[START OF Data extract]

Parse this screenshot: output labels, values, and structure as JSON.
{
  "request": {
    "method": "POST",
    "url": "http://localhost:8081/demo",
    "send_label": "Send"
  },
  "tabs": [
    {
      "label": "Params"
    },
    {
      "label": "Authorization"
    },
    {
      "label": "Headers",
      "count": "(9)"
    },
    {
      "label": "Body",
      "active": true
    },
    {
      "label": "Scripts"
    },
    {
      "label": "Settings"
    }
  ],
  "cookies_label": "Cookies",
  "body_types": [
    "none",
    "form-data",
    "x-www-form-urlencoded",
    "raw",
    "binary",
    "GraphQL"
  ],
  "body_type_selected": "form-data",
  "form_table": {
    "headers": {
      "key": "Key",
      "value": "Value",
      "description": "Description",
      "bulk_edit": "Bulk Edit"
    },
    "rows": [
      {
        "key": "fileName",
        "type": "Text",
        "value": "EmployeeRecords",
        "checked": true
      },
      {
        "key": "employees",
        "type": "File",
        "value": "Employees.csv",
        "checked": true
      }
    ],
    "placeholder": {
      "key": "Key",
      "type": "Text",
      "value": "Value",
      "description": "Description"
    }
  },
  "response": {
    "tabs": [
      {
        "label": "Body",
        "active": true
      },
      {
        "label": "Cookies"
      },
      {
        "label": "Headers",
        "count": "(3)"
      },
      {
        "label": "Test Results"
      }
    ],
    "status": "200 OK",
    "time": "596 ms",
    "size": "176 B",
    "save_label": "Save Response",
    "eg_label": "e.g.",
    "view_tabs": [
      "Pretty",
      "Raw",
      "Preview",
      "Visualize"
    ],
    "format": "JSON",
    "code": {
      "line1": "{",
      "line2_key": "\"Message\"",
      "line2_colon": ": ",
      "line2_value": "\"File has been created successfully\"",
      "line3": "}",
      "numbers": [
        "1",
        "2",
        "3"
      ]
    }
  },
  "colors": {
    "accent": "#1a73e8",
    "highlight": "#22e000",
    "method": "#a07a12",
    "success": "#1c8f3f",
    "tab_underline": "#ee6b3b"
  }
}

[END OF Data extract]

▶ _Challenge_
Take the entries above and transcribe them exactly.

▶ _Answer for this exercise_
Parse this screenshot: output labels, values, and structure as JSON.
{
  "request": {
    "method": "POST",
    "url": "http://localhost:8081/demo",
    "send_label": "Send"
  },
  "tabs": [
    {
      "label": "Params"
    },
    {
      "label": "Authorization"
    },
    {
      "label": "Headers",
      "count": "(9)"
    },
    {
      "label": "Body",
      "active": true
    },
    {
      "label": "Scripts"
    },
    {
      "label": "Settings"
    }
  ],
  "cookies_label": "Cookies",
  "body_types": [
    "none",
    "form-data",
    "x-www-form-urlencoded",
    "raw",
    "binary",
    "GraphQL"
  ],
  "body_type_selected": "form-data",
  "form_table": {
    "headers": {
      "key": "Key",
      "value": "Value",
      "description": "Description",
      "bulk_edit": "Bulk Edit"
    },
    "rows": [
      {
        "key": "fileName",
        "type": "Text",
        "value": "EmployeeRecords",
        "checked": true
      },
      {
        "key": "employees",
        "type": "File",
        "value": "Employees.csv",
        "checked": true
      }
    ],
    "placeholder": {
      "key": "Key",
      "type": "Text",
      "value": "Value",
      "description": "Description"
    }
  },
  "response": {
    "tabs": [
      {
        "label": "Body",
        "active": true
      },
      {
        "label": "Cookies"
      },
      {
        "label": "Headers",
        "count": "(3)"
      },
      {
        "label": "Test Results"
      }
    ],
    "status": "200 OK",
    "time": "596 ms",
    "size": "176 B",
    "save_label": "Save Response",
    "eg_label": "e.g.",
    "view_tabs": [
      "Pretty",
      "Raw",
      "Preview",
      "Visualize"
    ],
    "format": "JSON",
    "code": {
      "line1": "{",
      "line2_key": "\"Message\"",
      "line2_colon": ": ",
      "line2_value": "\"File has been created successfully\"",
      "line3": "}",
      "numbers": [
        "1",
        "2",
        "3"
      ]
    }
  },
  "colors": {
    "accent": "#1a73e8",
    "highlight": "#22e000",
    "method": "#a07a12",
    "success": "#1c8f3f",
    "tab_underline": "#ee6b3b"
  }
}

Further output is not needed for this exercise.